* **CONSIGNE 1**
Selon l'article sur le soldat français au Sud-Liban, qu'est-ce qui se réduit dangereusement à la Finul ?
* **CONSIGNE 2**
Poursuivez l'article sur le soldat français au Sud-Liban après sa dernière phrase.

* **PAGE**
•••
Kfar Kila, tenue par le Hezbollah dans le Sud-Liban, bombardée par Israël. 7 octobre 2924.Image: EPA
Un militaire français au Sud-Liban: «On a l'impression de ne servir à rien»
Watson a recueilli le témoignage d'un soldat français de la Finul, la force de l'ONU déployée près de la frontière entre Israël et le Liban, où la guerre fait rage entre Israéliens et combattants du Hezbollah. «Les stocks d'eau et de vivres de la Finul se réduisent dangereusement, on se sent impuissants et inutiles», dit-il. Récit.
«Les injonctions d’Israël sont délirantes. Les militaires français ont un moral dégradé. Ils se demandent s’ils sont l’armée française ou s’ils sont une armée africaine avec une jeep et des scooters, pour dire les choses crûment.»
•••
* **DONNÉES FOURNIES**
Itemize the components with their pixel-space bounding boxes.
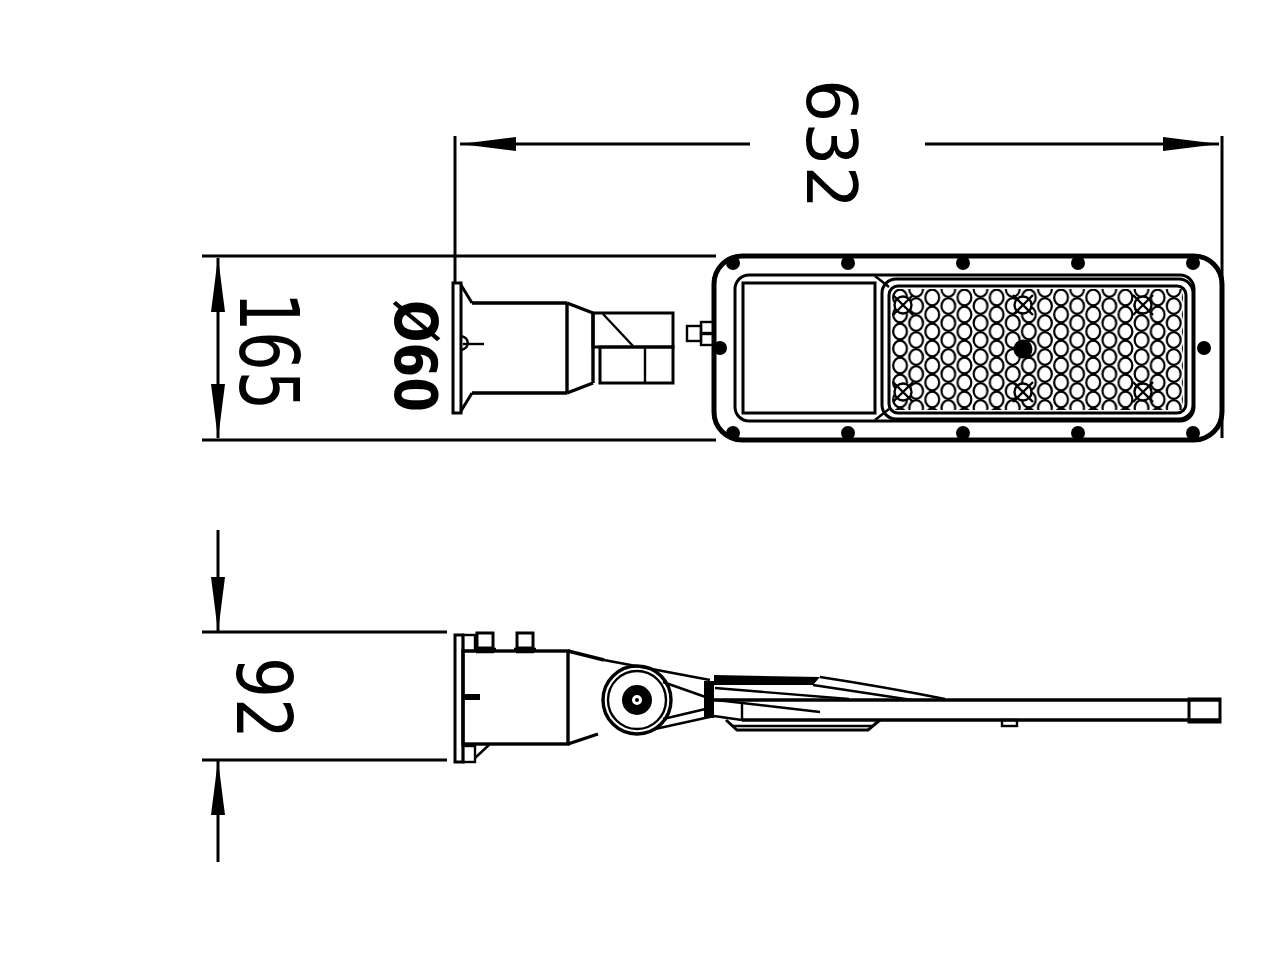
cross-screw-icon bbox=[1013, 382, 1033, 402]
cross-screw-icon bbox=[1013, 295, 1033, 315]
driver-compartment bbox=[743, 283, 875, 413]
arrowhead-left-icon bbox=[460, 137, 516, 151]
plate-chamfer bbox=[475, 744, 490, 758]
screw-dot-icon bbox=[841, 426, 855, 440]
clamp-plate bbox=[453, 283, 461, 413]
arrowhead-up-icon bbox=[211, 760, 225, 815]
screw-dot-icon bbox=[726, 256, 740, 270]
pole-clamp-side bbox=[455, 633, 604, 762]
neck-cover-band bbox=[714, 675, 820, 685]
cross-screw-icon bbox=[1133, 382, 1153, 402]
screw-dot-icon bbox=[1186, 256, 1200, 270]
dim-pole-diameter-label: Ø60 bbox=[381, 300, 449, 412]
clamp-notch bbox=[463, 694, 480, 700]
plate-tab-bottom bbox=[463, 746, 475, 762]
dim-mount-height-label: 92 bbox=[219, 657, 308, 739]
dimension-mount-height: 92 bbox=[202, 530, 447, 862]
side-view: 92 bbox=[202, 530, 1220, 862]
clamp-body bbox=[472, 303, 567, 393]
arm-lower bbox=[600, 347, 673, 383]
screw-dot-icon bbox=[1186, 426, 1200, 440]
clamp-taper bbox=[567, 303, 593, 393]
clamp-bolt-icon bbox=[474, 633, 496, 652]
arm-upper bbox=[593, 313, 673, 347]
screw-dot-icon bbox=[841, 256, 855, 270]
screw-dot-icon bbox=[713, 341, 727, 355]
dim-overall-length-label: 632 bbox=[790, 79, 872, 209]
plate-tab-top bbox=[463, 635, 475, 651]
housing-plan bbox=[713, 256, 1222, 440]
photocell-bump bbox=[1002, 720, 1017, 726]
arrowhead-down-icon bbox=[211, 577, 225, 632]
screw-dot-icon bbox=[956, 426, 970, 440]
arm-diagonal bbox=[603, 314, 633, 346]
clamp-taper bbox=[568, 651, 604, 744]
arm-stub bbox=[687, 326, 701, 341]
screw-dot-icon bbox=[1197, 341, 1211, 355]
arrowhead-right-icon bbox=[1163, 137, 1219, 151]
street-light-drawing: 632 165 Ø60 bbox=[0, 0, 1280, 960]
cross-screw-icon bbox=[893, 382, 913, 402]
top-view: 632 165 Ø60 bbox=[202, 79, 1222, 440]
screw-dot-icon bbox=[1071, 256, 1085, 270]
technical-drawing-page: 632 165 Ø60 bbox=[0, 0, 1280, 960]
cross-screw-icon bbox=[1133, 295, 1153, 315]
screw-dot-icon bbox=[956, 256, 970, 270]
mounting-bracket-plan bbox=[453, 283, 714, 413]
screw-dot-icon bbox=[1071, 426, 1085, 440]
clamp-bolt-icon bbox=[514, 633, 536, 652]
dim-housing-width-label: 165 bbox=[221, 292, 316, 410]
luminaire-body-side bbox=[712, 675, 1220, 730]
pivot-knuckle bbox=[603, 660, 742, 734]
cross-screw-icon bbox=[893, 295, 913, 315]
center-plug-dot bbox=[1014, 340, 1033, 359]
screw-dot-icon bbox=[726, 426, 740, 440]
knuckle-bolt-center bbox=[635, 698, 639, 702]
•••
* **RÉSULTAT FINAL 1**
Les stocks d'eau et de vivres de la Finul.

* **RÉSULTAT FINAL 2**
La personne qui nous parle en ces termes est un militaire du contingent français de la Finul, la Force intérimaire des Nations unies au Liban. Ce militaire est actuellement basé dans le plus grand des trois camps français de la Finul, situé au Sud-Liban, à une vingtaine de kilomètres d’Israël, dans la zone des combats entre l’Etat hébreu et le Hezbollah.
Le témoignage qui va suivre et que watson a recueilli est le sien. Il rend compte d’un état d’exaspération au sein du contingent français, fort de 700 hommes sur les 10 000 casques bleus que compte la Finul. Il permet sans doute aussi de comprendre l'extrême froideur des relations entre le président français Emmanuel Macron et le premier ministre israélien Benyamin Netanyahou. Avant de décrire en détail les tâches de cette force de l’ONU déployée dans l’une des régions les plus inflammables du monde, voici, rapporté par notre source, un exemple de ce qui nourrit cette exaspération.
«C'était ubuesque»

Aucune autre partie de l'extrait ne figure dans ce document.